▸ **Exercise requirements**: Gather each line containing the string "bilan" from these entries.

····················

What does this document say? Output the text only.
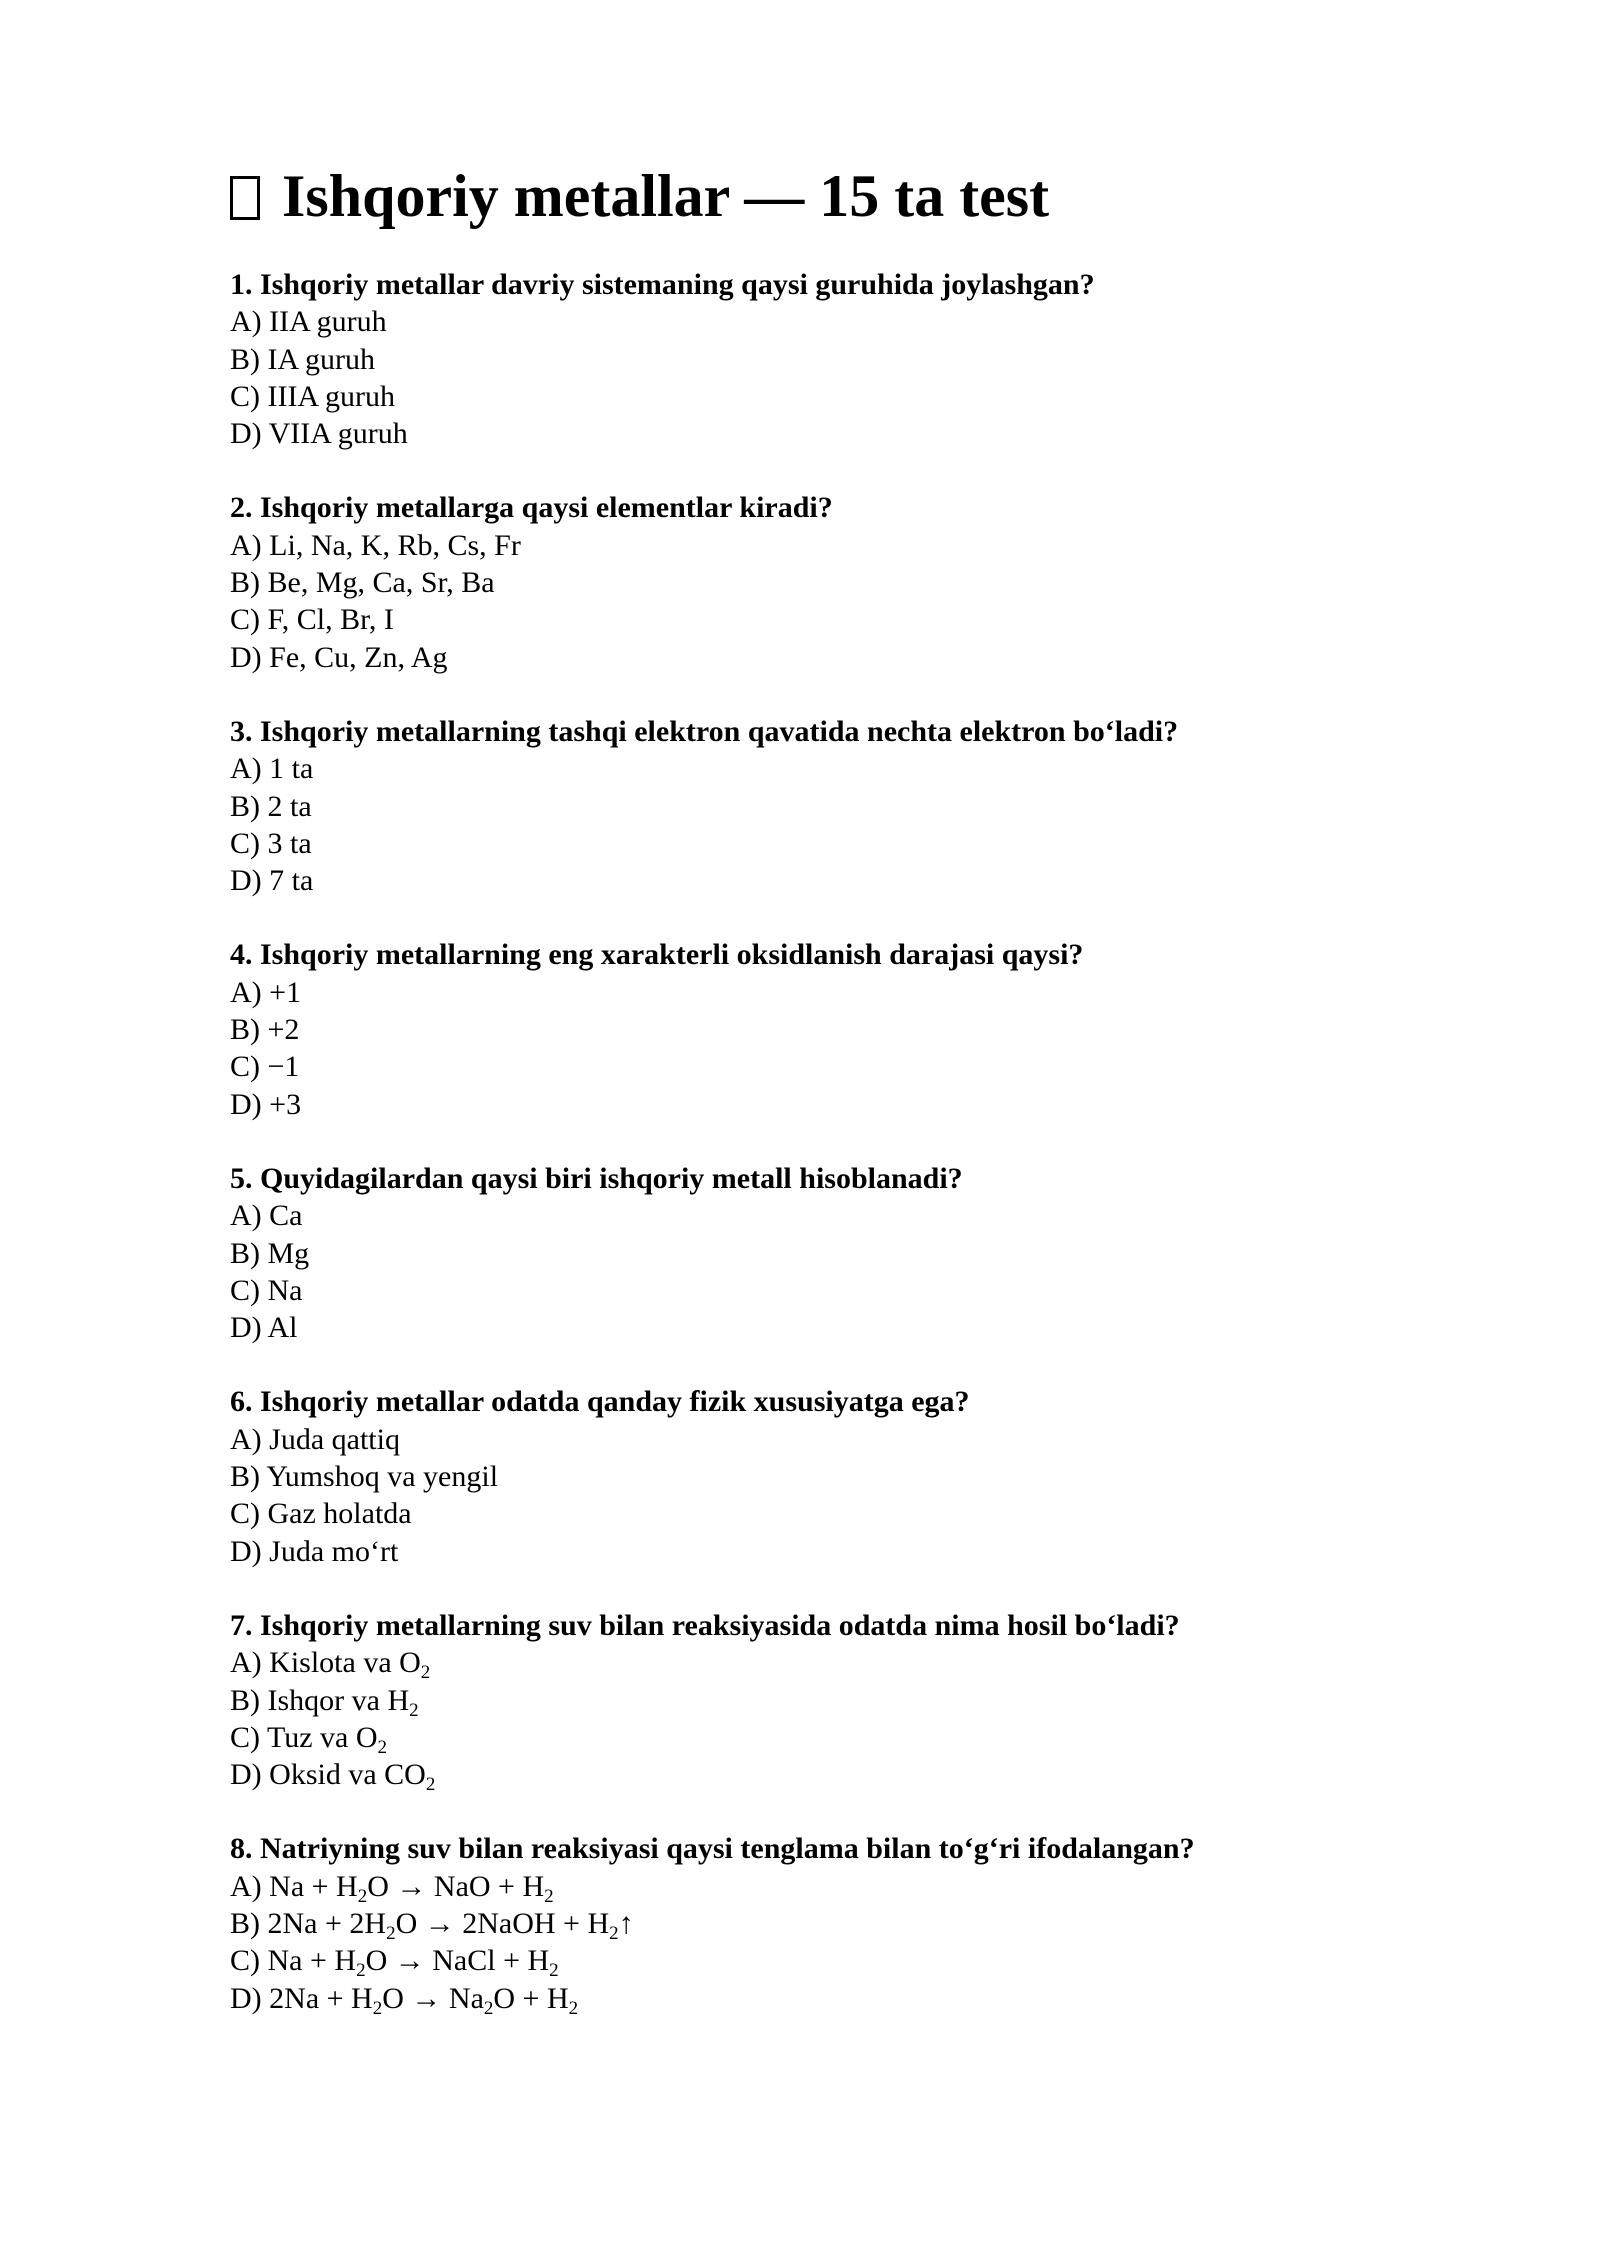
Ishqoriy metallar — 15 ta test
1. Ishqoriy metallar davriy sistemaning qaysi guruhida joylashgan?
A) IIA guruh
B) IA guruh
C) IIIA guruh
D) VIIA guruh
2. Ishqoriy metallarga qaysi elementlar kiradi?
A) Li, Na, K, Rb, Cs, Fr
B) Be, Mg, Ca, Sr, Ba
C) F, Cl, Br, I
D) Fe, Cu, Zn, Ag
3. Ishqoriy metallarning tashqi elektron qavatida nechta elektron bo‘ladi?
A) 1 ta
B) 2 ta
C) 3 ta
D) 7 ta
4. Ishqoriy metallarning eng xarakterli oksidlanish darajasi qaysi?
A) +1
B) +2
C) −1
D) +3
5. Quyidagilardan qaysi biri ishqoriy metall hisoblanadi?
A) Ca
B) Mg
C) Na
D) Al
6. Ishqoriy metallar odatda qanday fizik xususiyatga ega?
A) Juda qattiq
B) Yumshoq va yengil
C) Gaz holatda
D) Juda mo‘rt
7. Ishqoriy metallarning suv bilan reaksiyasida odatda nima hosil bo‘ladi?
A) Kislota va $O_2$
B) Ishqor va $H_2$
C) Tuz va $O_2$
D) Oksid va $CO_2$
8. Natriyning suv bilan reaksiyasi qaysi tenglama bilan to‘g‘ri ifodalangan?
A) $Na + H_2O$ → NaO + $H_2$
B) $2Na + 2H_2O$ → 2NaOH + $H_2↑$
C) $Na + H_2O$ → NaCl + $H_2$
D) $2Na + H_2O \to Na_2O + H_2$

····················

▸ **The completed task**:
7. Ishqoriy metallarning suv bilan reaksiyasida odatda nima hosil bo‘ladi?
8. Natriyning suv bilan reaksiyasi qaysi tenglama bilan to‘g‘ri ifodalangan?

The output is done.